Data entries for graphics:
┌──

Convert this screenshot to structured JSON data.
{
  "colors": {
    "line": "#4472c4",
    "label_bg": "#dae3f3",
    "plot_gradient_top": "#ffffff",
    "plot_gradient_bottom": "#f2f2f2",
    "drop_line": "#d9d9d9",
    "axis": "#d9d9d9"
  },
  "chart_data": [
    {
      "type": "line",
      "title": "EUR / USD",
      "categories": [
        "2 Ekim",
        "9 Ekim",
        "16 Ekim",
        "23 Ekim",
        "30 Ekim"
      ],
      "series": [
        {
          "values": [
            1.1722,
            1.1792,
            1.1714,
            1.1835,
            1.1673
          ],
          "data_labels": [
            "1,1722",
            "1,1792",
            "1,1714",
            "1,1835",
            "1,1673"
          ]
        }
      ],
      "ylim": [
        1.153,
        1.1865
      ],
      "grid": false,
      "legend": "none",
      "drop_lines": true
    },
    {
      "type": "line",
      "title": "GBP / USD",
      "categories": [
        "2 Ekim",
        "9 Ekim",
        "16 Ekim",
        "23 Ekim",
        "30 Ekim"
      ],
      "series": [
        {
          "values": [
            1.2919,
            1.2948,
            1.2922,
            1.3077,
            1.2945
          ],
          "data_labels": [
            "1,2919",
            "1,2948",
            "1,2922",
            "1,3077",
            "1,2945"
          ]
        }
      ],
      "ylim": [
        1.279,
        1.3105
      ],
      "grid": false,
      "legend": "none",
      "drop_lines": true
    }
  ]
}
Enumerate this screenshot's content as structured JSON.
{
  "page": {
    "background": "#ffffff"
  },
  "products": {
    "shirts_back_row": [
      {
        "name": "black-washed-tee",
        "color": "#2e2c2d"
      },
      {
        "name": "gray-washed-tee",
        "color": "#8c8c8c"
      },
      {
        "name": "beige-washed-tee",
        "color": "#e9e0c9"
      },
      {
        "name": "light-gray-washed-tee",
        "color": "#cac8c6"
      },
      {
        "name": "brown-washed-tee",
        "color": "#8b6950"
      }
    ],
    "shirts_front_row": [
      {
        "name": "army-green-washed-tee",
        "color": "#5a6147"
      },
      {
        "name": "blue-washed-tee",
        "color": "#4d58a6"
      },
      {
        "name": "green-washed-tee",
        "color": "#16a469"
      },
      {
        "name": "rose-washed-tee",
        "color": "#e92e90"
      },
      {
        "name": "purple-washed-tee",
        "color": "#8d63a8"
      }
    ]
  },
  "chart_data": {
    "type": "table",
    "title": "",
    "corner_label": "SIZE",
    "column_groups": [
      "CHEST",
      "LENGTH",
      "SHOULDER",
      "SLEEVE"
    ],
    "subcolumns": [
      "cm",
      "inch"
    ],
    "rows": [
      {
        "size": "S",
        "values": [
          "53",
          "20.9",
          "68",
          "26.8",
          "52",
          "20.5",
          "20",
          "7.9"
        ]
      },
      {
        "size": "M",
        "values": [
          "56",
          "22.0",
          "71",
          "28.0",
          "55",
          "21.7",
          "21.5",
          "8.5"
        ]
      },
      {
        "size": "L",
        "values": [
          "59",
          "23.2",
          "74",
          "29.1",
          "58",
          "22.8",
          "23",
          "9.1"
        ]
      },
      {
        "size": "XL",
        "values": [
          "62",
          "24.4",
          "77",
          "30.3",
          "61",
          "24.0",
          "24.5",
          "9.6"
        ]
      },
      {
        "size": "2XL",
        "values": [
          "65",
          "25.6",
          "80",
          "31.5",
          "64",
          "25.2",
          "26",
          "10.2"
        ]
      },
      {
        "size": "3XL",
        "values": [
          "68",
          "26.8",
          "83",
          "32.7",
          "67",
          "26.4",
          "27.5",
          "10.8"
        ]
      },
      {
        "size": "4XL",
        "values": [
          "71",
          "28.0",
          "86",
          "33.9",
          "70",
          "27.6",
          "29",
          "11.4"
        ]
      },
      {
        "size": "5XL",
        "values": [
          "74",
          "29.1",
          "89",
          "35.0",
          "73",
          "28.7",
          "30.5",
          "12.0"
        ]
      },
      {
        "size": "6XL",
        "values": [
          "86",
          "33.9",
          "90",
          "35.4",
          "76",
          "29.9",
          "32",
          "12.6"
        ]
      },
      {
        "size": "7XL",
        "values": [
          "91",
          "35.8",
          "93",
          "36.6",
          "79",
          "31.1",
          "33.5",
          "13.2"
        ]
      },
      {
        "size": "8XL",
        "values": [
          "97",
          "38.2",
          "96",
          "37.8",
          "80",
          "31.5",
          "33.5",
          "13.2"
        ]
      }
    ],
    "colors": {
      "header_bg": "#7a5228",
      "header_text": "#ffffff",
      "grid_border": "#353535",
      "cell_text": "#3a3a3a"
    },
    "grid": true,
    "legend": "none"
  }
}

└──

Every entry must be output again, exactly as written above.

Convert this screenshot to structured JSON data.
{
  "colors": {
    "line": "#4472c4",
    "label_bg": "#dae3f3",
    "plot_gradient_top": "#ffffff",
    "plot_gradient_bottom": "#f2f2f2",
    "drop_line": "#d9d9d9",
    "axis": "#d9d9d9"
  },
  "chart_data": [
    {
      "type": "line",
      "title": "EUR / USD",
      "categories": [
        "2 Ekim",
        "9 Ekim",
        "16 Ekim",
        "23 Ekim",
        "30 Ekim"
      ],
      "series": [
        {
          "values": [
            1.1722,
            1.1792,
            1.1714,
            1.1835,
            1.1673
          ],
          "data_labels": [
            "1,1722",
            "1,1792",
            "1,1714",
            "1,1835",
            "1,1673"
          ]
        }
      ],
      "ylim": [
        1.153,
        1.1865
      ],
      "grid": false,
      "legend": "none",
      "drop_lines": true
    },
    {
      "type": "line",
      "title": "GBP / USD",
      "categories": [
        "2 Ekim",
        "9 Ekim",
        "16 Ekim",
        "23 Ekim",
        "30 Ekim"
      ],
      "series": [
        {
          "values": [
            1.2919,
            1.2948,
            1.2922,
            1.3077,
            1.2945
          ],
          "data_labels": [
            "1,2919",
            "1,2948",
            "1,2922",
            "1,3077",
            "1,2945"
          ]
        }
      ],
      "ylim": [
        1.279,
        1.3105
      ],
      "grid": false,
      "legend": "none",
      "drop_lines": true
    }
  ]
}
Enumerate this screenshot's content as structured JSON.
{
  "page": {
    "background": "#ffffff"
  },
  "products": {
    "shirts_back_row": [
      {
        "name": "black-washed-tee",
        "color": "#2e2c2d"
      },
      {
        "name": "gray-washed-tee",
        "color": "#8c8c8c"
      },
      {
        "name": "beige-washed-tee",
        "color": "#e9e0c9"
      },
      {
        "name": "light-gray-washed-tee",
        "color": "#cac8c6"
      },
      {
        "name": "brown-washed-tee",
        "color": "#8b6950"
      }
    ],
    "shirts_front_row": [
      {
        "name": "army-green-washed-tee",
        "color": "#5a6147"
      },
      {
        "name": "blue-washed-tee",
        "color": "#4d58a6"
      },
      {
        "name": "green-washed-tee",
        "color": "#16a469"
      },
      {
        "name": "rose-washed-tee",
        "color": "#e92e90"
      },
      {
        "name": "purple-washed-tee",
        "color": "#8d63a8"
      }
    ]
  },
  "chart_data": {
    "type": "table",
    "title": "",
    "corner_label": "SIZE",
    "column_groups": [
      "CHEST",
      "LENGTH",
      "SHOULDER",
      "SLEEVE"
    ],
    "subcolumns": [
      "cm",
      "inch"
    ],
    "rows": [
      {
        "size": "S",
        "values": [
          "53",
          "20.9",
          "68",
          "26.8",
          "52",
          "20.5",
          "20",
          "7.9"
        ]
      },
      {
        "size": "M",
        "values": [
          "56",
          "22.0",
          "71",
          "28.0",
          "55",
          "21.7",
          "21.5",
          "8.5"
        ]
      },
      {
        "size": "L",
        "values": [
          "59",
          "23.2",
          "74",
          "29.1",
          "58",
          "22.8",
          "23",
          "9.1"
        ]
      },
      {
        "size": "XL",
        "values": [
          "62",
          "24.4",
          "77",
          "30.3",
          "61",
          "24.0",
          "24.5",
          "9.6"
        ]
      },
      {
        "size": "2XL",
        "values": [
          "65",
          "25.6",
          "80",
          "31.5",
          "64",
          "25.2",
          "26",
          "10.2"
        ]
      },
      {
        "size": "3XL",
        "values": [
          "68",
          "26.8",
          "83",
          "32.7",
          "67",
          "26.4",
          "27.5",
          "10.8"
        ]
      },
      {
        "size": "4XL",
        "values": [
          "71",
          "28.0",
          "86",
          "33.9",
          "70",
          "27.6",
          "29",
          "11.4"
        ]
      },
      {
        "size": "5XL",
        "values": [
          "74",
          "29.1",
          "89",
          "35.0",
          "73",
          "28.7",
          "30.5",
          "12.0"
        ]
      },
      {
        "size": "6XL",
        "values": [
          "86",
          "33.9",
          "90",
          "35.4",
          "76",
          "29.9",
          "32",
          "12.6"
        ]
      },
      {
        "size": "7XL",
        "values": [
          "91",
          "35.8",
          "93",
          "36.6",
          "79",
          "31.1",
          "33.5",
          "13.2"
        ]
      },
      {
        "size": "8XL",
        "values": [
          "97",
          "38.2",
          "96",
          "37.8",
          "80",
          "31.5",
          "33.5",
          "13.2"
        ]
      }
    ],
    "colors": {
      "header_bg": "#7a5228",
      "header_text": "#ffffff",
      "grid_border": "#353535",
      "cell_text": "#3a3a3a"
    },
    "grid": true,
    "legend": "none"
  }
}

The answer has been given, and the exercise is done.